= What you have to do =
Search the material for the string "Four", then return every line where it is found.

= Entries shown =

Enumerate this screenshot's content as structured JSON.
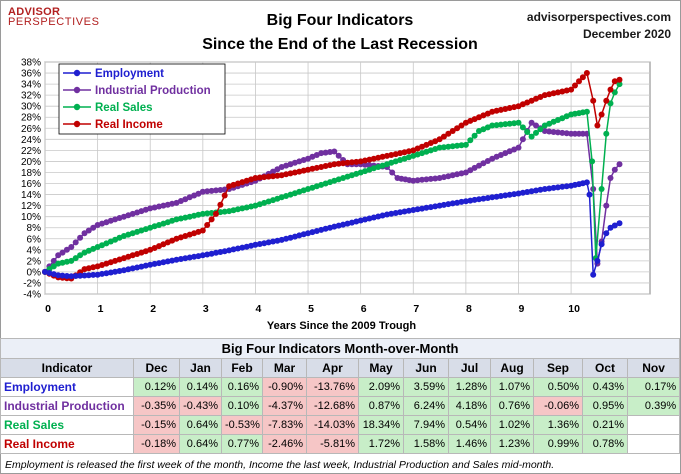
{
  "brand": {
    "line1": "ADVISOR",
    "line2": "PERSPECTIVES"
  },
  "title": "Big Four Indicators",
  "subtitle": "Since the End of the Last Recession",
  "source": "advisorperspectives.com",
  "date": "December 2020",
  "colors": {
    "employment": "#1f1fd0",
    "industrial": "#7030a0",
    "sales": "#00b050",
    "income": "#c00000"
  },
  "chart_data": {
    "type": "line",
    "xlabel": "Years Since the 2009 Trough",
    "xlim": [
      0,
      11.5
    ],
    "ylim": [
      -4,
      38
    ],
    "x_ticks": [
      0,
      1,
      2,
      3,
      4,
      5,
      6,
      7,
      8,
      9,
      10
    ],
    "y_ticks": [
      "-4%",
      "-2%",
      "0%",
      "2%",
      "4%",
      "6%",
      "8%",
      "10%",
      "12%",
      "14%",
      "16%",
      "18%",
      "20%",
      "22%",
      "24%",
      "26%",
      "28%",
      "30%",
      "32%",
      "34%",
      "36%",
      "38%"
    ],
    "legend_position": "top-left",
    "series": [
      {
        "name": "Employment",
        "key": "employment",
        "points": [
          [
            0,
            0
          ],
          [
            0.25,
            -0.6
          ],
          [
            0.5,
            -0.8
          ],
          [
            1,
            -0.5
          ],
          [
            1.5,
            0.3
          ],
          [
            2,
            1.3
          ],
          [
            2.5,
            2.2
          ],
          [
            3,
            3.0
          ],
          [
            3.5,
            3.9
          ],
          [
            4,
            4.9
          ],
          [
            4.5,
            5.8
          ],
          [
            5,
            7.0
          ],
          [
            5.5,
            8.2
          ],
          [
            6,
            9.3
          ],
          [
            6.5,
            10.4
          ],
          [
            7,
            11.2
          ],
          [
            7.5,
            12.0
          ],
          [
            8,
            12.8
          ],
          [
            8.5,
            13.5
          ],
          [
            9,
            14.2
          ],
          [
            9.5,
            15.0
          ],
          [
            10,
            15.6
          ],
          [
            10.3,
            16.2
          ],
          [
            10.35,
            14.0
          ],
          [
            10.42,
            -0.5
          ],
          [
            10.5,
            2.0
          ],
          [
            10.58,
            5.0
          ],
          [
            10.67,
            7.0
          ],
          [
            10.75,
            8.0
          ],
          [
            10.83,
            8.4
          ],
          [
            10.92,
            8.8
          ]
        ]
      },
      {
        "name": "Industrial Production",
        "key": "industrial",
        "points": [
          [
            0,
            0
          ],
          [
            0.25,
            3.0
          ],
          [
            0.5,
            4.5
          ],
          [
            0.75,
            7.0
          ],
          [
            1,
            8.5
          ],
          [
            1.5,
            10.0
          ],
          [
            2,
            11.5
          ],
          [
            2.5,
            12.5
          ],
          [
            3,
            14.5
          ],
          [
            3.5,
            15.0
          ],
          [
            4,
            16.5
          ],
          [
            4.5,
            19.0
          ],
          [
            5,
            20.5
          ],
          [
            5.25,
            21.5
          ],
          [
            5.5,
            21.8
          ],
          [
            5.75,
            19.5
          ],
          [
            6,
            19.5
          ],
          [
            6.5,
            19.0
          ],
          [
            6.7,
            17.0
          ],
          [
            7,
            16.5
          ],
          [
            7.5,
            17.0
          ],
          [
            8,
            18.0
          ],
          [
            8.5,
            20.5
          ],
          [
            9,
            22.5
          ],
          [
            9.25,
            27.0
          ],
          [
            9.5,
            25.5
          ],
          [
            10,
            25.0
          ],
          [
            10.3,
            25.0
          ],
          [
            10.42,
            15.0
          ],
          [
            10.5,
            1.5
          ],
          [
            10.58,
            5.5
          ],
          [
            10.67,
            12.0
          ],
          [
            10.75,
            17.0
          ],
          [
            10.83,
            18.5
          ],
          [
            10.92,
            19.5
          ]
        ]
      },
      {
        "name": "Real Sales",
        "key": "sales",
        "points": [
          [
            0,
            0
          ],
          [
            0.25,
            1.5
          ],
          [
            0.5,
            2.0
          ],
          [
            0.75,
            3.5
          ],
          [
            1,
            4.5
          ],
          [
            1.5,
            6.5
          ],
          [
            2,
            8.0
          ],
          [
            2.5,
            9.5
          ],
          [
            3,
            10.5
          ],
          [
            3.5,
            11.0
          ],
          [
            4,
            12.0
          ],
          [
            4.5,
            13.5
          ],
          [
            5,
            15.0
          ],
          [
            5.5,
            16.5
          ],
          [
            6,
            18.0
          ],
          [
            6.5,
            19.5
          ],
          [
            7,
            21.0
          ],
          [
            7.5,
            22.5
          ],
          [
            8,
            23.0
          ],
          [
            8.25,
            25.5
          ],
          [
            8.5,
            26.5
          ],
          [
            9,
            27.0
          ],
          [
            9.25,
            24.5
          ],
          [
            9.5,
            26.5
          ],
          [
            10,
            28.5
          ],
          [
            10.3,
            29.0
          ],
          [
            10.4,
            20.0
          ],
          [
            10.47,
            2.5
          ],
          [
            10.58,
            15.0
          ],
          [
            10.67,
            25.0
          ],
          [
            10.75,
            30.5
          ],
          [
            10.83,
            32.5
          ],
          [
            10.92,
            34.0
          ]
        ]
      },
      {
        "name": "Real Income",
        "key": "income",
        "points": [
          [
            0,
            0
          ],
          [
            0.25,
            -1.0
          ],
          [
            0.5,
            -1.2
          ],
          [
            0.75,
            0.5
          ],
          [
            1,
            1.0
          ],
          [
            1.5,
            2.5
          ],
          [
            2,
            4.0
          ],
          [
            2.5,
            6.0
          ],
          [
            3,
            7.5
          ],
          [
            3.25,
            10.5
          ],
          [
            3.5,
            15.5
          ],
          [
            4,
            17.0
          ],
          [
            4.5,
            17.5
          ],
          [
            5,
            18.5
          ],
          [
            5.5,
            19.5
          ],
          [
            6,
            20.0
          ],
          [
            6.5,
            21.0
          ],
          [
            7,
            22.0
          ],
          [
            7.5,
            24.0
          ],
          [
            8,
            27.0
          ],
          [
            8.5,
            29.0
          ],
          [
            9,
            30.0
          ],
          [
            9.5,
            32.0
          ],
          [
            10,
            33.0
          ],
          [
            10.3,
            36.0
          ],
          [
            10.42,
            31.0
          ],
          [
            10.5,
            26.5
          ],
          [
            10.58,
            28.5
          ],
          [
            10.67,
            31.0
          ],
          [
            10.75,
            33.0
          ],
          [
            10.83,
            34.5
          ],
          [
            10.92,
            34.8
          ]
        ]
      }
    ]
  },
  "table": {
    "title": "Big Four Indicators Month-over-Month",
    "header": [
      "Indicator",
      "Dec",
      "Jan",
      "Feb",
      "Mar",
      "Apr",
      "May",
      "Jun",
      "Jul",
      "Aug",
      "Sep",
      "Oct",
      "Nov"
    ],
    "rows": [
      {
        "key": "employment",
        "label": "Employment",
        "values": [
          "0.12%",
          "0.14%",
          "0.16%",
          "-0.90%",
          "-13.76%",
          "2.09%",
          "3.59%",
          "1.28%",
          "1.07%",
          "0.50%",
          "0.43%",
          "0.17%"
        ]
      },
      {
        "key": "industrial",
        "label": "Industrial Production",
        "values": [
          "-0.35%",
          "-0.43%",
          "0.10%",
          "-4.37%",
          "-12.68%",
          "0.87%",
          "6.24%",
          "4.18%",
          "0.76%",
          "-0.06%",
          "0.95%",
          "0.39%"
        ]
      },
      {
        "key": "sales",
        "label": "Real Sales",
        "values": [
          "-0.15%",
          "0.64%",
          "-0.53%",
          "-7.83%",
          "-14.03%",
          "18.34%",
          "7.94%",
          "0.54%",
          "1.02%",
          "1.36%",
          "0.21%",
          ""
        ]
      },
      {
        "key": "income",
        "label": "Real Income",
        "values": [
          "-0.18%",
          "0.64%",
          "0.77%",
          "-2.46%",
          "-5.81%",
          "1.72%",
          "1.58%",
          "1.46%",
          "1.23%",
          "0.99%",
          "0.78%",
          ""
        ]
      }
    ]
  },
  "footnote": "Employment is released the first week of the month, Income the last week, Industrial Production and Sales mid-month."
}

= Response =
  "title": "Big Four Indicators",
    "title": "Big Four Indicators Month-over-Month",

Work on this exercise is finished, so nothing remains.